[Start DATA FOR THIS TASK]

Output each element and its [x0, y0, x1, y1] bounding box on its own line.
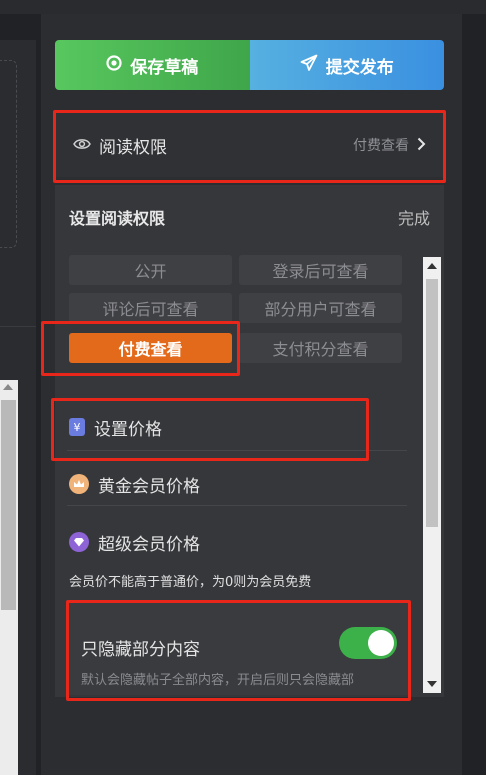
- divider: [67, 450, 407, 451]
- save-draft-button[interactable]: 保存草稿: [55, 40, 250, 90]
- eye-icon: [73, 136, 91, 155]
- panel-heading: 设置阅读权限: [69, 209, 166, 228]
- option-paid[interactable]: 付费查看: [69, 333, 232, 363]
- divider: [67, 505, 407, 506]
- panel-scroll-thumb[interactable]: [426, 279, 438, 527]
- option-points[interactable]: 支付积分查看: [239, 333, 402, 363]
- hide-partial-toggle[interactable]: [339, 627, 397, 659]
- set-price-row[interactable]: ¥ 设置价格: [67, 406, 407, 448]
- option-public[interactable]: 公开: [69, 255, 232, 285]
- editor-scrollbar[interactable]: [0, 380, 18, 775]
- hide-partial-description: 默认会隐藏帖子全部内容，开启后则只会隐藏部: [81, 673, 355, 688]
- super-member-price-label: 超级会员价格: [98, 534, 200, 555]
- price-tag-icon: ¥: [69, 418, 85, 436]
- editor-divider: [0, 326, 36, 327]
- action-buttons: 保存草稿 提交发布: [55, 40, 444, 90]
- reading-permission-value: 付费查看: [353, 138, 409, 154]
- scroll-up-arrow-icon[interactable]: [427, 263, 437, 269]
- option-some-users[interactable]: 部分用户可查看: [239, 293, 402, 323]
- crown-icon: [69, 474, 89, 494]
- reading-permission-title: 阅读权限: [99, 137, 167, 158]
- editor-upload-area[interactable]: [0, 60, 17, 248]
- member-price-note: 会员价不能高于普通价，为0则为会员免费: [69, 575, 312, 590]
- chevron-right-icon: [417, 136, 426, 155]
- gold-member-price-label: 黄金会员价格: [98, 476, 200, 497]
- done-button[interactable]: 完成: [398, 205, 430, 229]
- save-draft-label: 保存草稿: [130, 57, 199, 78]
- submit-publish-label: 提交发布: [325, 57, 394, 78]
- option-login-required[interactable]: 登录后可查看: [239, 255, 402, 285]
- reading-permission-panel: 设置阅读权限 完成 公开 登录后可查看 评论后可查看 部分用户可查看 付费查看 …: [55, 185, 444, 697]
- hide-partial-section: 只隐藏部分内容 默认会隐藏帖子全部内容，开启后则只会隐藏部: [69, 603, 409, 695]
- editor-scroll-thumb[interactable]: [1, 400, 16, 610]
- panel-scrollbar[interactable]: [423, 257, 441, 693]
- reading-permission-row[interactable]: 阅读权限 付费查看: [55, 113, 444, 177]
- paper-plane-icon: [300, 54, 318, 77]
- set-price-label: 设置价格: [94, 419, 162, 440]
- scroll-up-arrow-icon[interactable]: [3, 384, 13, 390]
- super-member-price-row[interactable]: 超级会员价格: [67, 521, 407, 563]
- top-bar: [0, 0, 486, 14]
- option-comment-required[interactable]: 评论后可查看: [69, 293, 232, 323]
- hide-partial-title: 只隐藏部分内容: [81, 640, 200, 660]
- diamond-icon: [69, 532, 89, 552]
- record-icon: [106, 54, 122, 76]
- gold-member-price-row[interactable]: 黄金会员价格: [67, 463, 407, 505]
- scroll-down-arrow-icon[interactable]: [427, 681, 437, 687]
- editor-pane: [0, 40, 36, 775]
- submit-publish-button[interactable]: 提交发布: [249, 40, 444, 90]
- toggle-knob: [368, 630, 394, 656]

[End DATA FOR THIS TASK]
[Start DATA FOR THIS TASK]

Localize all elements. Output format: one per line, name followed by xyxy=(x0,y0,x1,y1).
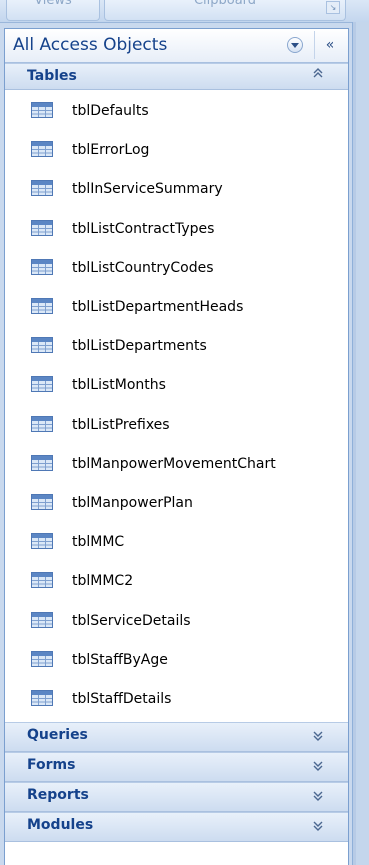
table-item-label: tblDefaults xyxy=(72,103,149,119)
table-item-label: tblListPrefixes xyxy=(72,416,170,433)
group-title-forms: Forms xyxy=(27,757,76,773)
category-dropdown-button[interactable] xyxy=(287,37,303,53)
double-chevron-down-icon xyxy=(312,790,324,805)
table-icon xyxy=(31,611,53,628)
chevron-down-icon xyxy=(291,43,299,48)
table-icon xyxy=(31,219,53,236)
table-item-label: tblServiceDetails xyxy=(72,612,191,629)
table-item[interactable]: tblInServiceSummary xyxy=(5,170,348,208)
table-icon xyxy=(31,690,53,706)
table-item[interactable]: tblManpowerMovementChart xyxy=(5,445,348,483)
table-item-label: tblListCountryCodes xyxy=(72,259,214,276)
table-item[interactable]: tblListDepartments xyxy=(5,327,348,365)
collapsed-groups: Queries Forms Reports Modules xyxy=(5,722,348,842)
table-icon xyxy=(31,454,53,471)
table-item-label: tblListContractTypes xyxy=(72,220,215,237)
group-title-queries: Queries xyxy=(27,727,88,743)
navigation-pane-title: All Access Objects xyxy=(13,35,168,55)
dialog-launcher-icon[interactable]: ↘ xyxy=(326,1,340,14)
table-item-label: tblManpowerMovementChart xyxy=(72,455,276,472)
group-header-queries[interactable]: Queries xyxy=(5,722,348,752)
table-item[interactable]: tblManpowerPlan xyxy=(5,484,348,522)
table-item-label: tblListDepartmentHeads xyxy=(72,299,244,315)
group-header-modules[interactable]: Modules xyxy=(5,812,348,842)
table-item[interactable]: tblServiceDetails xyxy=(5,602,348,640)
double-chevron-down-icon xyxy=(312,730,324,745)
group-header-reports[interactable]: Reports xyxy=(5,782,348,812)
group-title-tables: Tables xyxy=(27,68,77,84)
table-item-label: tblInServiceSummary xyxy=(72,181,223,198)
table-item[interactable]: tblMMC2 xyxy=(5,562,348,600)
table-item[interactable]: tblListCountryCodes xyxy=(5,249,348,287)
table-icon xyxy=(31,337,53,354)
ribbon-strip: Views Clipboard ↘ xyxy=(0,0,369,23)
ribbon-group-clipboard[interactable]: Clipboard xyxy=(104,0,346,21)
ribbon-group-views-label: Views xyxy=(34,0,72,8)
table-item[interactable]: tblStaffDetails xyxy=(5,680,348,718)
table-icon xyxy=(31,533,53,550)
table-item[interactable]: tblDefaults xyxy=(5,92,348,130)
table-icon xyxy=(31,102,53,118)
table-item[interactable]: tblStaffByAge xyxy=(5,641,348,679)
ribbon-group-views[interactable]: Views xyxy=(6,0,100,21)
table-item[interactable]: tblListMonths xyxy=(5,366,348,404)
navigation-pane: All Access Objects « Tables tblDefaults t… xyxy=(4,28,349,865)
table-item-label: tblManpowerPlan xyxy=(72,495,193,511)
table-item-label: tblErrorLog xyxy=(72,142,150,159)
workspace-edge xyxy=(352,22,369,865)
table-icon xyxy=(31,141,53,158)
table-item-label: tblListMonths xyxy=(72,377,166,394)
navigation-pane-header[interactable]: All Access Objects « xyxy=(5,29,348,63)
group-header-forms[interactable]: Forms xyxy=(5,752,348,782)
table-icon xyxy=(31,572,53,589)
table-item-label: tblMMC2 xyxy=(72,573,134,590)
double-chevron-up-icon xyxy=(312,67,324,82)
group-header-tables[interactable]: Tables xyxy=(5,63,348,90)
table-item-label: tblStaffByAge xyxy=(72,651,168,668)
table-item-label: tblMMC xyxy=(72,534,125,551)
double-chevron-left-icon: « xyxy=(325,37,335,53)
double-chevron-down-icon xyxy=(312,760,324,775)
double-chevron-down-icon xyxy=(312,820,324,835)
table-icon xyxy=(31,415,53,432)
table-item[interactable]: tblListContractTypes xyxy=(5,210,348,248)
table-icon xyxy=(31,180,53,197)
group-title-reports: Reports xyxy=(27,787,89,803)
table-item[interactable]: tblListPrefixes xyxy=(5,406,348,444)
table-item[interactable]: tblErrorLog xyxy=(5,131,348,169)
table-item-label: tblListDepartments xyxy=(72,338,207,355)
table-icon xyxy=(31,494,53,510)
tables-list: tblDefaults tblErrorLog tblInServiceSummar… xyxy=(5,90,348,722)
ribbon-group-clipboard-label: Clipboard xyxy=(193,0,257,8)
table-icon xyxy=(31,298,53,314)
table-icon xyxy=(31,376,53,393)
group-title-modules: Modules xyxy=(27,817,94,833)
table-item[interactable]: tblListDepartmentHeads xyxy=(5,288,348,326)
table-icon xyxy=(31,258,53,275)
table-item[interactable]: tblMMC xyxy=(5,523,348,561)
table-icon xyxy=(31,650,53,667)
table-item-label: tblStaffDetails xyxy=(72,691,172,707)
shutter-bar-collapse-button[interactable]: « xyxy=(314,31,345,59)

[End DATA FOR THIS TASK]
[Start DATA FOR THIS TASK]

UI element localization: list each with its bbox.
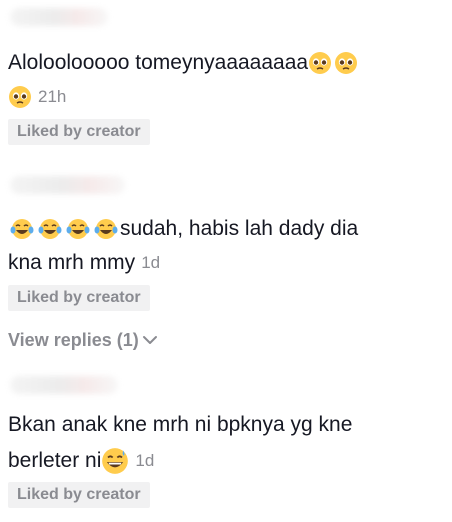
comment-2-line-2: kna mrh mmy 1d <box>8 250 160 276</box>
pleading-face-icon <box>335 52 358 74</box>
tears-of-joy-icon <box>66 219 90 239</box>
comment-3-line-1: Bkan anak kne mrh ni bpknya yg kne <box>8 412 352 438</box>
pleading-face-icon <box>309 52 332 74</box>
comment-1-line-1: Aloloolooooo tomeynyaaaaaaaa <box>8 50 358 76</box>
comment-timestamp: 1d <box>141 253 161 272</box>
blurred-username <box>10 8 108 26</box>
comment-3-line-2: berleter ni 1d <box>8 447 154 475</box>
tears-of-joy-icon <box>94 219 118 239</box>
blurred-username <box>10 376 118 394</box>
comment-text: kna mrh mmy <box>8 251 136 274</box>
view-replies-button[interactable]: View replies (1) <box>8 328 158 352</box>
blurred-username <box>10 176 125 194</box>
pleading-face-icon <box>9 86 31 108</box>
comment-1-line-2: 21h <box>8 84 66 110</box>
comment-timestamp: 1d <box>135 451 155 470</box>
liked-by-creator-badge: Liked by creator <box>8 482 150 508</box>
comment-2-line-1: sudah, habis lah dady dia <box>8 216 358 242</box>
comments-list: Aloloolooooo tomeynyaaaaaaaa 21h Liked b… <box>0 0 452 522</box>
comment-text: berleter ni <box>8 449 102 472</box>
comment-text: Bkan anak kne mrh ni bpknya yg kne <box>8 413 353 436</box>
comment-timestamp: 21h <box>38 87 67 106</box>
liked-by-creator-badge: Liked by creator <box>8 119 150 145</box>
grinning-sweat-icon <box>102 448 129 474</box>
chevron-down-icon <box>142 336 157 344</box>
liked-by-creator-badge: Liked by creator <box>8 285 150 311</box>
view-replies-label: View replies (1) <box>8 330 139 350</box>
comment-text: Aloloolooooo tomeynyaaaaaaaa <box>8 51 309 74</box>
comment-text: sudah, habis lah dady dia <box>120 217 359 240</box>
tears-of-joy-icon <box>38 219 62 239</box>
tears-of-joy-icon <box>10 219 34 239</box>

[End DATA FOR THIS TASK]

▸ **YOUR OBJECTIVE**: Can you extract, unchanged, every line starting with the one that contains "- divider: [67, 450, 407, 451]" and going on through the one that contains "673, 355, 688]", both of them included?

▸ **EXERCISE RESPONSE**:
- divider: [67, 450, 407, 451]
- save-draft-button[interactable]: 保存草稿: [55, 40, 250, 90]
- eye-icon: [73, 136, 91, 155]
- panel-heading: 设置阅读权限: [69, 209, 166, 228]
- option-paid[interactable]: 付费查看: [69, 333, 232, 363]
- divider: [67, 505, 407, 506]
- panel-scroll-thumb[interactable]: [426, 279, 438, 527]
- option-points[interactable]: 支付积分查看: [239, 333, 402, 363]
- hide-partial-toggle[interactable]: [339, 627, 397, 659]
- set-price-row[interactable]: ¥ 设置价格: [67, 406, 407, 448]
- option-public[interactable]: 公开: [69, 255, 232, 285]
- editor-scrollbar[interactable]: [0, 380, 18, 775]
- hide-partial-description: 默认会隐藏帖子全部内容，开启后则只会隐藏部: [81, 673, 355, 688]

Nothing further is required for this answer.